Figure record listings:
§ §

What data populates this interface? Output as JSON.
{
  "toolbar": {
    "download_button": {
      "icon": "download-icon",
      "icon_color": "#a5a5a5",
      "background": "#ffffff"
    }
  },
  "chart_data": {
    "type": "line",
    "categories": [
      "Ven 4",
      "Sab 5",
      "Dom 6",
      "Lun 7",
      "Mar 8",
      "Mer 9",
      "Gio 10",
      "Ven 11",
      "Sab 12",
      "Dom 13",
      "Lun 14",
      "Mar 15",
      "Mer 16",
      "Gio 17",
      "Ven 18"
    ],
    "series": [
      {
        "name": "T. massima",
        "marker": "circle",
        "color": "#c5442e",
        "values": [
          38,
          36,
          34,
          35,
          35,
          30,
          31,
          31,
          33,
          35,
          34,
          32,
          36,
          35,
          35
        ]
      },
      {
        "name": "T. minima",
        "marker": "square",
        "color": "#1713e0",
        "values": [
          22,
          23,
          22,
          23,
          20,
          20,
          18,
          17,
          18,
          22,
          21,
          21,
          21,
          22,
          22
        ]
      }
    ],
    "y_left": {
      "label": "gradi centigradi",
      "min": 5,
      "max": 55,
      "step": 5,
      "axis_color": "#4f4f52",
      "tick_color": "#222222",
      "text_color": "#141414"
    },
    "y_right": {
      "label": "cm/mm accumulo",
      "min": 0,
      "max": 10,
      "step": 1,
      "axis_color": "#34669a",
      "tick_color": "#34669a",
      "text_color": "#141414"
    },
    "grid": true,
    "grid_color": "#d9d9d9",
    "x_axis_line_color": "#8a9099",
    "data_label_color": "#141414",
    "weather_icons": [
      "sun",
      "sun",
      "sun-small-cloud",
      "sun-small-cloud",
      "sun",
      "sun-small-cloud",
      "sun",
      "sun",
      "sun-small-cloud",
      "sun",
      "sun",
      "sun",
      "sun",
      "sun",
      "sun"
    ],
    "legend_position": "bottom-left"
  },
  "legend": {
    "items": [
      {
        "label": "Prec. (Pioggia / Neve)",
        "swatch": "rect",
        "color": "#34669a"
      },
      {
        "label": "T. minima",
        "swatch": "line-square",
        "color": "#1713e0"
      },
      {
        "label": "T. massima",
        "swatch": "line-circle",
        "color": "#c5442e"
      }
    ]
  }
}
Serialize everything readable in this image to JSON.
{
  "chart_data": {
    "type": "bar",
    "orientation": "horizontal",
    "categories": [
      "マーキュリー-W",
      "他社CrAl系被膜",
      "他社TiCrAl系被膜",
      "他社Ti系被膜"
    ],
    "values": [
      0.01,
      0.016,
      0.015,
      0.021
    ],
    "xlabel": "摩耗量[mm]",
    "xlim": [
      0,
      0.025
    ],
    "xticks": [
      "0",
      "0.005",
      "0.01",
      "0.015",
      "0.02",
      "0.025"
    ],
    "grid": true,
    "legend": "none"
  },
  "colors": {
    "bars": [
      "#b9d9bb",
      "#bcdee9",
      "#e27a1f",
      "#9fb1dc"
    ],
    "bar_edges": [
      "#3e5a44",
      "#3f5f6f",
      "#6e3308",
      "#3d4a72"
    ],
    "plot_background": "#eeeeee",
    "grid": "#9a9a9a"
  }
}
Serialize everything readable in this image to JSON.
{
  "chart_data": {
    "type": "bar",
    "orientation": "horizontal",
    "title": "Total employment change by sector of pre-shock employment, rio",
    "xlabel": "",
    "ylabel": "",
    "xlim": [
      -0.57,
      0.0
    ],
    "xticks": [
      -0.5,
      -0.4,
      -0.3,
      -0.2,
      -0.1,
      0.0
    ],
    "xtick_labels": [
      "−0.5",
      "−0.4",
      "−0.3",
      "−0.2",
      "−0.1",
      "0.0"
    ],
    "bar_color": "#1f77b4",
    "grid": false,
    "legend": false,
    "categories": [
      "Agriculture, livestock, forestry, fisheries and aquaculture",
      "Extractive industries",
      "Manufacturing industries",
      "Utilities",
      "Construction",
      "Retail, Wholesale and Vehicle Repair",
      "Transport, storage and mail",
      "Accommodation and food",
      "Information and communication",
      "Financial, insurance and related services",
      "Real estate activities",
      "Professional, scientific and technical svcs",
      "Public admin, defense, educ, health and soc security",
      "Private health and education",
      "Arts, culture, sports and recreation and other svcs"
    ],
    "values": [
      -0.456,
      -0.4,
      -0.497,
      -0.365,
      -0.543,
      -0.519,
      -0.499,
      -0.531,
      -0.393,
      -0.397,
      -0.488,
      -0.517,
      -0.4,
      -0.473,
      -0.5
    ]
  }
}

§ §

> _Stated problem_:
Filter the listing above by the word "svcs"; copy each line that passes.

> _Written response_:
      "Professional, scientific and technical svcs",
      "Arts, culture, sports and recreation and other svcs"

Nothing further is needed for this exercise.